▶ **What is required**: Pull every line holding the string "задолженности" from the records below.

▶ **Dataset rows**:
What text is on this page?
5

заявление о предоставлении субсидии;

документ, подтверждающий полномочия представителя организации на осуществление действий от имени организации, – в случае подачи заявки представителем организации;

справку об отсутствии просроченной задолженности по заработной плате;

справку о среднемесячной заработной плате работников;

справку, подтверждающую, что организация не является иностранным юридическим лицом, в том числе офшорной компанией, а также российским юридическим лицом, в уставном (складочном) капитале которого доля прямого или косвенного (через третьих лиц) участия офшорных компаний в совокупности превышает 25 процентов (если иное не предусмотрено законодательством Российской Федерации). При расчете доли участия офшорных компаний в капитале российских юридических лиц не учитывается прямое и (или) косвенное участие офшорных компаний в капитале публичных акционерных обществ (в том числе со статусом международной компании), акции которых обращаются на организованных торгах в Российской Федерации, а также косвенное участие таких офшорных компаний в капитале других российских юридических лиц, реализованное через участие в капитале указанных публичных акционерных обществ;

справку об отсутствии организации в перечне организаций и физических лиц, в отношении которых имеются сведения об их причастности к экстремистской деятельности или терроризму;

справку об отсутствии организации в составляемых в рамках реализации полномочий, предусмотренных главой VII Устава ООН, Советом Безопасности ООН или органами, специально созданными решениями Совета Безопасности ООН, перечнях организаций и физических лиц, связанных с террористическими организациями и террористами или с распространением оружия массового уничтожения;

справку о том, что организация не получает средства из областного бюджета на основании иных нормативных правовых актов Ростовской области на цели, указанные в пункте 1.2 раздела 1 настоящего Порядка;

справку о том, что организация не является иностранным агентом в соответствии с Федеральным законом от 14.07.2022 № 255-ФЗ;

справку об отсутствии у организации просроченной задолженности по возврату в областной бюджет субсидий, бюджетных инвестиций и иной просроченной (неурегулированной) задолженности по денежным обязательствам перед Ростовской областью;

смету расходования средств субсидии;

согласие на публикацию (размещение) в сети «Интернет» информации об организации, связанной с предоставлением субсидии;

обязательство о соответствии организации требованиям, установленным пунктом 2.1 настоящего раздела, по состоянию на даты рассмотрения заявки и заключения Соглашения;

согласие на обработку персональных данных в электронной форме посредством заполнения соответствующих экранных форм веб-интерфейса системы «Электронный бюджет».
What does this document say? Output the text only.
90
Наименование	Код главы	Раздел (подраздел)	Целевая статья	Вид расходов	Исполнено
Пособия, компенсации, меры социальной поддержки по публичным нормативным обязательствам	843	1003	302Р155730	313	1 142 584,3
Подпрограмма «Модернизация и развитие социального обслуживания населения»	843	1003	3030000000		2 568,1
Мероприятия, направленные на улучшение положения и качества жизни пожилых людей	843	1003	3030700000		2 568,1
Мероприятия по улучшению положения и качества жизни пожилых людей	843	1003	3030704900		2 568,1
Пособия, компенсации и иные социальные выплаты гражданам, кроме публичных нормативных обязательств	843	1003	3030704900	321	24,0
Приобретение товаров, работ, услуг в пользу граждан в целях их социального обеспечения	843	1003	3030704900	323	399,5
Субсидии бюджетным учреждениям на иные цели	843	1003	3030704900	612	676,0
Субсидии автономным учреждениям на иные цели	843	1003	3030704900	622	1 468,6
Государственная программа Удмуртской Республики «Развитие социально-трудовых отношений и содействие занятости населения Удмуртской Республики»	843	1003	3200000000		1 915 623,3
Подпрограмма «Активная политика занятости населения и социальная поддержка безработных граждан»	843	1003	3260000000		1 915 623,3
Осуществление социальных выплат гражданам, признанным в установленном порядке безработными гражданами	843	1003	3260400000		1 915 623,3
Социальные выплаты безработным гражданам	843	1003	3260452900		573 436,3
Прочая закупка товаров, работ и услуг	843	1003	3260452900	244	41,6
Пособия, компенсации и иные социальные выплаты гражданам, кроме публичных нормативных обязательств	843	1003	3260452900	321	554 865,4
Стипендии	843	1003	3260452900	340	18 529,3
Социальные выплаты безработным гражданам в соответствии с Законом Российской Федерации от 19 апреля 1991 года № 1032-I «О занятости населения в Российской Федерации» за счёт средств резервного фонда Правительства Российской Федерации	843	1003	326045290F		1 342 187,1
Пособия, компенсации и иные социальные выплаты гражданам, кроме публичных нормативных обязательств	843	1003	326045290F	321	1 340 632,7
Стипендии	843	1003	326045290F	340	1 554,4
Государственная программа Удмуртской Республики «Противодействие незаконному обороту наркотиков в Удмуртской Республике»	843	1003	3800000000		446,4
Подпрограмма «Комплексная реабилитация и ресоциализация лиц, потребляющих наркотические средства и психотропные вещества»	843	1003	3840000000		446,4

▶ **Exercise result**:
справку об отсутствии просроченной задолженности по заработной плате;
справку об отсутствии у организации просроченной задолженности по возврату в областной бюджет субсидий, бюджетных инвестиций и иной просроченной (неурегулированной) задолженности по денежным обязательствам перед Ростовской областью;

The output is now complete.